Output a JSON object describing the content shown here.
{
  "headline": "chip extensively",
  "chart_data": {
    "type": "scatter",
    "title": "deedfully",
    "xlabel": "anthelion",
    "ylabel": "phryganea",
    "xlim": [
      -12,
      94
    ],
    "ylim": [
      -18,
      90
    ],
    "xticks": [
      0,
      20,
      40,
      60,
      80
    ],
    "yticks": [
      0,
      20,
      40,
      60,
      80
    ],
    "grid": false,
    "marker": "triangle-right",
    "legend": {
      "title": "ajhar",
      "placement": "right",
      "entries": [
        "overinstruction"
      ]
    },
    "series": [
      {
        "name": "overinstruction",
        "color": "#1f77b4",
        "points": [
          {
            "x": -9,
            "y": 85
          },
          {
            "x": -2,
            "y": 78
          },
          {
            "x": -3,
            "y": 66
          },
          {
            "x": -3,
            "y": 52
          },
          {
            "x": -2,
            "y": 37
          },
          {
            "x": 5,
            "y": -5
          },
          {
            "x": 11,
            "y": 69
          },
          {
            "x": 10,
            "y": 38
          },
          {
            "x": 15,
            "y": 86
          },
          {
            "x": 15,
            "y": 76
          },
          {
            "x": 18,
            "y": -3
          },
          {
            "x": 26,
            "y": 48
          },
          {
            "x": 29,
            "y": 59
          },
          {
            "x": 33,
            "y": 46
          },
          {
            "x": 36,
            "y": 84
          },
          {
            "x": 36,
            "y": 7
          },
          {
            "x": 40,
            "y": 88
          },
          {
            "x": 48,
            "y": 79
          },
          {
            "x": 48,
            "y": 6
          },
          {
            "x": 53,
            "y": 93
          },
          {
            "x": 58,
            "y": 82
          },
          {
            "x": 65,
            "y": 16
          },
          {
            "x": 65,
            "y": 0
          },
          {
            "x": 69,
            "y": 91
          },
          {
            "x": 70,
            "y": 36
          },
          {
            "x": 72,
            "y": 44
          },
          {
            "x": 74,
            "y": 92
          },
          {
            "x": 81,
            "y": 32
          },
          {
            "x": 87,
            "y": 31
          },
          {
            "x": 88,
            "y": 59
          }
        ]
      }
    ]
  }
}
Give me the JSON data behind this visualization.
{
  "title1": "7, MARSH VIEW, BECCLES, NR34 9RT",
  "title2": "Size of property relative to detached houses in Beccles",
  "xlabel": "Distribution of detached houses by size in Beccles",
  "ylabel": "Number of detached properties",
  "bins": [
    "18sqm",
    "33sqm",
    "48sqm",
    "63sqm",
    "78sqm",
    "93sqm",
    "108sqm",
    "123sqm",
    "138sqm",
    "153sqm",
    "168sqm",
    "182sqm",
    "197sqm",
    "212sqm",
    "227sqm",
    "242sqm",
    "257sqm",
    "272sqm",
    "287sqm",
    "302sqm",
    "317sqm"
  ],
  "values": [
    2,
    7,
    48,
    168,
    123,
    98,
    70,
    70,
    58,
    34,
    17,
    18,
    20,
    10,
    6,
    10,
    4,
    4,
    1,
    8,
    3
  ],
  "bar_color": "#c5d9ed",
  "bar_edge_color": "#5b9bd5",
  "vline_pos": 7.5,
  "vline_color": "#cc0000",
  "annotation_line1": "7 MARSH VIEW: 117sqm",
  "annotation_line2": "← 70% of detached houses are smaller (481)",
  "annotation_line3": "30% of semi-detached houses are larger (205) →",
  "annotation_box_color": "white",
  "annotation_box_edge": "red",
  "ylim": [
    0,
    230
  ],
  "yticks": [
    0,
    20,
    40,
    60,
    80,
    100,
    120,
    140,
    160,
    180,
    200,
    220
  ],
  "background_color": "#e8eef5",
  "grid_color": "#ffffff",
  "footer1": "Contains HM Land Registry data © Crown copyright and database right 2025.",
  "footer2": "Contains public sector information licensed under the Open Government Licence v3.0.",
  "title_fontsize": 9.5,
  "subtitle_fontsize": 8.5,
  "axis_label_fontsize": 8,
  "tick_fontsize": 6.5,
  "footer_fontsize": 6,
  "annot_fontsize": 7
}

...

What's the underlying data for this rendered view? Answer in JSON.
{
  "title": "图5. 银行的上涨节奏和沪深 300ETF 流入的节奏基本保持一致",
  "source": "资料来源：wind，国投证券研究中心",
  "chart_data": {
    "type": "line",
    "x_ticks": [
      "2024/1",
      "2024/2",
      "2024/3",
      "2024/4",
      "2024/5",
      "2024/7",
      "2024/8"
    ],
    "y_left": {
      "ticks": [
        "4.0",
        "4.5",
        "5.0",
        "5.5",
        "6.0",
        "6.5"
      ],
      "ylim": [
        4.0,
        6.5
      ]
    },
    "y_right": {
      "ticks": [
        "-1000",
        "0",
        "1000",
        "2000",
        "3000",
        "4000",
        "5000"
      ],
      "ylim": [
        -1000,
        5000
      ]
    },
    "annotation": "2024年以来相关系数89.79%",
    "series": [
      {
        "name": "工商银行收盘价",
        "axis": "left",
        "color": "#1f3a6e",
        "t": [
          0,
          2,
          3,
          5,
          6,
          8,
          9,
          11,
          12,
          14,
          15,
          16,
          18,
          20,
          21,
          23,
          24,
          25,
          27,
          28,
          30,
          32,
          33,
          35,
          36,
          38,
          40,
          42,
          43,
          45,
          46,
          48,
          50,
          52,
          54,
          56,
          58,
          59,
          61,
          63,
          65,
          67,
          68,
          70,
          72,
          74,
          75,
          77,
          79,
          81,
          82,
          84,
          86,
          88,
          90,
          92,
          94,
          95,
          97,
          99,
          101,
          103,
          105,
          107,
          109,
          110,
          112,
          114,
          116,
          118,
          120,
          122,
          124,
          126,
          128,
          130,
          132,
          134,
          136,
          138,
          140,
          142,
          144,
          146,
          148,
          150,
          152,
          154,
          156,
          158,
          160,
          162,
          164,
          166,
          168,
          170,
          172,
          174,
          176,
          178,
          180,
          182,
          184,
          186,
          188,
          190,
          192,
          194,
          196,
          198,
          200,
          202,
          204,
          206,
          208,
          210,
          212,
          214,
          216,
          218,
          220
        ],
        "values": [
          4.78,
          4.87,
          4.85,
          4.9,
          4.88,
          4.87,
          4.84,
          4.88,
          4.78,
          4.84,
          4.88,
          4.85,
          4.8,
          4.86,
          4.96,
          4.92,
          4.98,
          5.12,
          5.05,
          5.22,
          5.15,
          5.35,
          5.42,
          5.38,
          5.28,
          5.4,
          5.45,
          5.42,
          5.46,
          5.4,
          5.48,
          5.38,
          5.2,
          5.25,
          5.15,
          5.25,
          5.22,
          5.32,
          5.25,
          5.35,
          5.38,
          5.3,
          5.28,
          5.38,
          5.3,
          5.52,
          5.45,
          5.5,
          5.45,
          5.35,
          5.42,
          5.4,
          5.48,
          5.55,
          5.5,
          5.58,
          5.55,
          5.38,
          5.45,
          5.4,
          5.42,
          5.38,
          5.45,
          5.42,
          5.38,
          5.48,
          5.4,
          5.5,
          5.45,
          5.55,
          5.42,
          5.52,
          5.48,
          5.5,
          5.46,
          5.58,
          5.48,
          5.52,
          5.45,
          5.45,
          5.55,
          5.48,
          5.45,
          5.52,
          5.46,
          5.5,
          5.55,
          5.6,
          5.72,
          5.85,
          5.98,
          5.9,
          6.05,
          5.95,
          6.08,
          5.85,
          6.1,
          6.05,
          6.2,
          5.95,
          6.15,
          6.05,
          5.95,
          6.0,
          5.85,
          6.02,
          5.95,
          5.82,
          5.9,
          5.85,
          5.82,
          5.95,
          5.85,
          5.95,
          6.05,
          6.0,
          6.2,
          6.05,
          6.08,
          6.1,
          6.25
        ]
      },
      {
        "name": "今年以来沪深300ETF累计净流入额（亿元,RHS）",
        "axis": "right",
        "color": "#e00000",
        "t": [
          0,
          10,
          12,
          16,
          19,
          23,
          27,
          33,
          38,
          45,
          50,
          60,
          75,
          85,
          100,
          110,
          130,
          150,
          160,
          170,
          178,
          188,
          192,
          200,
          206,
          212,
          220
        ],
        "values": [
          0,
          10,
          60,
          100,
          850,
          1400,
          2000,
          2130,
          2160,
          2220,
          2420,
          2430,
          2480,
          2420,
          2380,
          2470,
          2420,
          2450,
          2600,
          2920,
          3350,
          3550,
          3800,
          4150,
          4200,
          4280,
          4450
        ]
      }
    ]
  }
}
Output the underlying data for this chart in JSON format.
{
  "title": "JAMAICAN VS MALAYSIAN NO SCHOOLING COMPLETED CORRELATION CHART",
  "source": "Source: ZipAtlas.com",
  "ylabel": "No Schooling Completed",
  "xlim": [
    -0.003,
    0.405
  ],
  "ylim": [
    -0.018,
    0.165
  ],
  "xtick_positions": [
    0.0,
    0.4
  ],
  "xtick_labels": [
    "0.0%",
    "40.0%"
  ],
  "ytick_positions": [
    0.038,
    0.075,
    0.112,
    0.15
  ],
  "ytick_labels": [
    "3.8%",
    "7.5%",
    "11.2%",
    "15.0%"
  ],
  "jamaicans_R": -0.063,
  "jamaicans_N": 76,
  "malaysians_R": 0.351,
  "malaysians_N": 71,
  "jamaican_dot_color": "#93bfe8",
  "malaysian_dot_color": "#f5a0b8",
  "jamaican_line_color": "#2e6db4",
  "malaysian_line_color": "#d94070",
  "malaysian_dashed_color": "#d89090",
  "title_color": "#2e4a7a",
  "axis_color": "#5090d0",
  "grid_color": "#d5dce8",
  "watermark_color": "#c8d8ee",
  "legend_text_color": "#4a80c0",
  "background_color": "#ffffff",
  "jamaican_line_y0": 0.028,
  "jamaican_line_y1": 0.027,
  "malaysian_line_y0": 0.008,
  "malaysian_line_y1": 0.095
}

- [Work instructions]
Only the number is wanted: how many lines in the preceding entries hold the string "underlying"?

- [Correct answer]
2